*WHAT THE TASK ASKS*: Exact repetition of every entry is required.

## START EXCERPTED RECORDS

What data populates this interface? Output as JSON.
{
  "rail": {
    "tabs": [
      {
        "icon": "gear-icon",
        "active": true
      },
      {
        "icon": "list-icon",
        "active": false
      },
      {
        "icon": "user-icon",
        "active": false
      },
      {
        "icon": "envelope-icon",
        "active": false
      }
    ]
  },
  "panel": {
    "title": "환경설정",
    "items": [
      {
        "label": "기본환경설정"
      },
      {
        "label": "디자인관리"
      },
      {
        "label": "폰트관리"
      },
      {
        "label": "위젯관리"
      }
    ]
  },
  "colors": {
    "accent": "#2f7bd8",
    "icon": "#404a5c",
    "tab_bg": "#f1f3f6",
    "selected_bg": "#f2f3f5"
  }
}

## END EXCERPTED RECORDS

*ANSWER TO THIS PROBLEM*:
What data populates this interface? Output as JSON.
{
  "rail": {
    "tabs": [
      {
        "icon": "gear-icon",
        "active": true
      },
      {
        "icon": "list-icon",
        "active": false
      },
      {
        "icon": "user-icon",
        "active": false
      },
      {
        "icon": "envelope-icon",
        "active": false
      }
    ]
  },
  "panel": {
    "title": "환경설정",
    "items": [
      {
        "label": "기본환경설정"
      },
      {
        "label": "디자인관리"
      },
      {
        "label": "폰트관리"
      },
      {
        "label": "위젯관리"
      }
    ]
  },
  "colors": {
    "accent": "#2f7bd8",
    "icon": "#404a5c",
    "tab_bg": "#f1f3f6",
    "selected_bg": "#f2f3f5"
  }
}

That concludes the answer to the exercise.